### PROVIDED RECORDS

····················

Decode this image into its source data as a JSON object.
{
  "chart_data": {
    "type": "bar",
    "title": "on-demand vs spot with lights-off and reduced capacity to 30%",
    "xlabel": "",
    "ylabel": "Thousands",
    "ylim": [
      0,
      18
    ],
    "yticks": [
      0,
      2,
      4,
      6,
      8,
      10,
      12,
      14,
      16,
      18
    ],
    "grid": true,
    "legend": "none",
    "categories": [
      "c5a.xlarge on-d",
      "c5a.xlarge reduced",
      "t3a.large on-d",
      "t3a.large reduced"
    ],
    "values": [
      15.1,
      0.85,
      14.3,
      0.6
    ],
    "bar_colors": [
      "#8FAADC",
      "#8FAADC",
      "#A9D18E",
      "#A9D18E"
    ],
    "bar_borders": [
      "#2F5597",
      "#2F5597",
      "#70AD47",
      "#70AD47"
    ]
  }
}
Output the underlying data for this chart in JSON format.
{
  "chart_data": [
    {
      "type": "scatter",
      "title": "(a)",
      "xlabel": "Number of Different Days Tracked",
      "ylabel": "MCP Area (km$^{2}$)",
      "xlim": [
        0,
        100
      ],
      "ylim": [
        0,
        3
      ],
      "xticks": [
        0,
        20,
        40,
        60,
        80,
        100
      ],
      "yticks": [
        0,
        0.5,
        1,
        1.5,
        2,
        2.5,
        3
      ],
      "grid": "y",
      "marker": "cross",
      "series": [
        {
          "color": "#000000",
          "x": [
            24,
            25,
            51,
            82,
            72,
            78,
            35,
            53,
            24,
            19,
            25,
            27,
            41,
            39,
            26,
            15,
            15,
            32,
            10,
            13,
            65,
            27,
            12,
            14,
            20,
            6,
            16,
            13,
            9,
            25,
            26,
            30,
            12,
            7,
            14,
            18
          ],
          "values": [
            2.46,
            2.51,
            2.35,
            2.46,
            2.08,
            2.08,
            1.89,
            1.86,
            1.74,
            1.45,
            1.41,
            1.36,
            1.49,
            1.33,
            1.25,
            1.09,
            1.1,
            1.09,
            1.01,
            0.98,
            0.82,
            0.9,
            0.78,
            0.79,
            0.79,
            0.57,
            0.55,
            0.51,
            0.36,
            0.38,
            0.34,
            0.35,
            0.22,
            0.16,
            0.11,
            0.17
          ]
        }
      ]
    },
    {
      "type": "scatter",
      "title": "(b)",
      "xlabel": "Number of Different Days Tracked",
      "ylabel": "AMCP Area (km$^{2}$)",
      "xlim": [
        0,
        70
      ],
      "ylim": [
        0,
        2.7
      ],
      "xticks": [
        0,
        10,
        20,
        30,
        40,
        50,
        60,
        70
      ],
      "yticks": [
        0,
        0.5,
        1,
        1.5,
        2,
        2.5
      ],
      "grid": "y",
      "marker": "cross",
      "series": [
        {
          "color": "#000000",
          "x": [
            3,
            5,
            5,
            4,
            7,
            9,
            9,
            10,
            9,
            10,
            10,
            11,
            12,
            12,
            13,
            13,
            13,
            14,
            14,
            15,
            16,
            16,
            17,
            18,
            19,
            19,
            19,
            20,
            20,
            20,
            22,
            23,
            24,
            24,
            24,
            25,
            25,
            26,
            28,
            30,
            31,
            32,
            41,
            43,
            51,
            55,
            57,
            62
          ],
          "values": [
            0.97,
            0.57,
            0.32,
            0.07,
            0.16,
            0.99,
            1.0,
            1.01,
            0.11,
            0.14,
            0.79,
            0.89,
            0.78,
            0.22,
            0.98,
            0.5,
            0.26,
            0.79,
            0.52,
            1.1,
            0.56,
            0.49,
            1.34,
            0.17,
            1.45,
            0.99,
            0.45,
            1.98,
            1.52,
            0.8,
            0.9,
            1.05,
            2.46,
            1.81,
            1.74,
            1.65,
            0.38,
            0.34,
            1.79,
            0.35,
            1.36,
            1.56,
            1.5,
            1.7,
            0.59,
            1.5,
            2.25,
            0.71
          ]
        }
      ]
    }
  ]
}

····················

### SHORT PROBLEM
Print the material above once more, exactly.

### EXERCISE RESPONSE
Decode this image into its source data as a JSON object.
{
  "chart_data": {
    "type": "bar",
    "title": "on-demand vs spot with lights-off and reduced capacity to 30%",
    "xlabel": "",
    "ylabel": "Thousands",
    "ylim": [
      0,
      18
    ],
    "yticks": [
      0,
      2,
      4,
      6,
      8,
      10,
      12,
      14,
      16,
      18
    ],
    "grid": true,
    "legend": "none",
    "categories": [
      "c5a.xlarge on-d",
      "c5a.xlarge reduced",
      "t3a.large on-d",
      "t3a.large reduced"
    ],
    "values": [
      15.1,
      0.85,
      14.3,
      0.6
    ],
    "bar_colors": [
      "#8FAADC",
      "#8FAADC",
      "#A9D18E",
      "#A9D18E"
    ],
    "bar_borders": [
      "#2F5597",
      "#2F5597",
      "#70AD47",
      "#70AD47"
    ]
  }
}
Output the underlying data for this chart in JSON format.
{
  "chart_data": [
    {
      "type": "scatter",
      "title": "(a)",
      "xlabel": "Number of Different Days Tracked",
      "ylabel": "MCP Area (km$^{2}$)",
      "xlim": [
        0,
        100
      ],
      "ylim": [
        0,
        3
      ],
      "xticks": [
        0,
        20,
        40,
        60,
        80,
        100
      ],
      "yticks": [
        0,
        0.5,
        1,
        1.5,
        2,
        2.5,
        3
      ],
      "grid": "y",
      "marker": "cross",
      "series": [
        {
          "color": "#000000",
          "x": [
            24,
            25,
            51,
            82,
            72,
            78,
            35,
            53,
            24,
            19,
            25,
            27,
            41,
            39,
            26,
            15,
            15,
            32,
            10,
            13,
            65,
            27,
            12,
            14,
            20,
            6,
            16,
            13,
            9,
            25,
            26,
            30,
            12,
            7,
            14,
            18
          ],
          "values": [
            2.46,
            2.51,
            2.35,
            2.46,
            2.08,
            2.08,
            1.89,
            1.86,
            1.74,
            1.45,
            1.41,
            1.36,
            1.49,
            1.33,
            1.25,
            1.09,
            1.1,
            1.09,
            1.01,
            0.98,
            0.82,
            0.9,
            0.78,
            0.79,
            0.79,
            0.57,
            0.55,
            0.51,
            0.36,
            0.38,
            0.34,
            0.35,
            0.22,
            0.16,
            0.11,
            0.17
          ]
        }
      ]
    },
    {
      "type": "scatter",
      "title": "(b)",
      "xlabel": "Number of Different Days Tracked",
      "ylabel": "AMCP Area (km$^{2}$)",
      "xlim": [
        0,
        70
      ],
      "ylim": [
        0,
        2.7
      ],
      "xticks": [
        0,
        10,
        20,
        30,
        40,
        50,
        60,
        70
      ],
      "yticks": [
        0,
        0.5,
        1,
        1.5,
        2,
        2.5
      ],
      "grid": "y",
      "marker": "cross",
      "series": [
        {
          "color": "#000000",
          "x": [
            3,
            5,
            5,
            4,
            7,
            9,
            9,
            10,
            9,
            10,
            10,
            11,
            12,
            12,
            13,
            13,
            13,
            14,
            14,
            15,
            16,
            16,
            17,
            18,
            19,
            19,
            19,
            20,
            20,
            20,
            22,
            23,
            24,
            24,
            24,
            25,
            25,
            26,
            28,
            30,
            31,
            32,
            41,
            43,
            51,
            55,
            57,
            62
          ],
          "values": [
            0.97,
            0.57,
            0.32,
            0.07,
            0.16,
            0.99,
            1.0,
            1.01,
            0.11,
            0.14,
            0.79,
            0.89,
            0.78,
            0.22,
            0.98,
            0.5,
            0.26,
            0.79,
            0.52,
            1.1,
            0.56,
            0.49,
            1.34,
            0.17,
            1.45,
            0.99,
            0.45,
            1.98,
            1.52,
            0.8,
            0.9,
            1.05,
            2.46,
            1.81,
            1.74,
            1.65,
            0.38,
            0.34,
            1.79,
            0.35,
            1.36,
            1.56,
            1.5,
            1.7,
            0.59,
            1.5,
            2.25,
            0.71
          ]
        }
      ]
    }
  ]
}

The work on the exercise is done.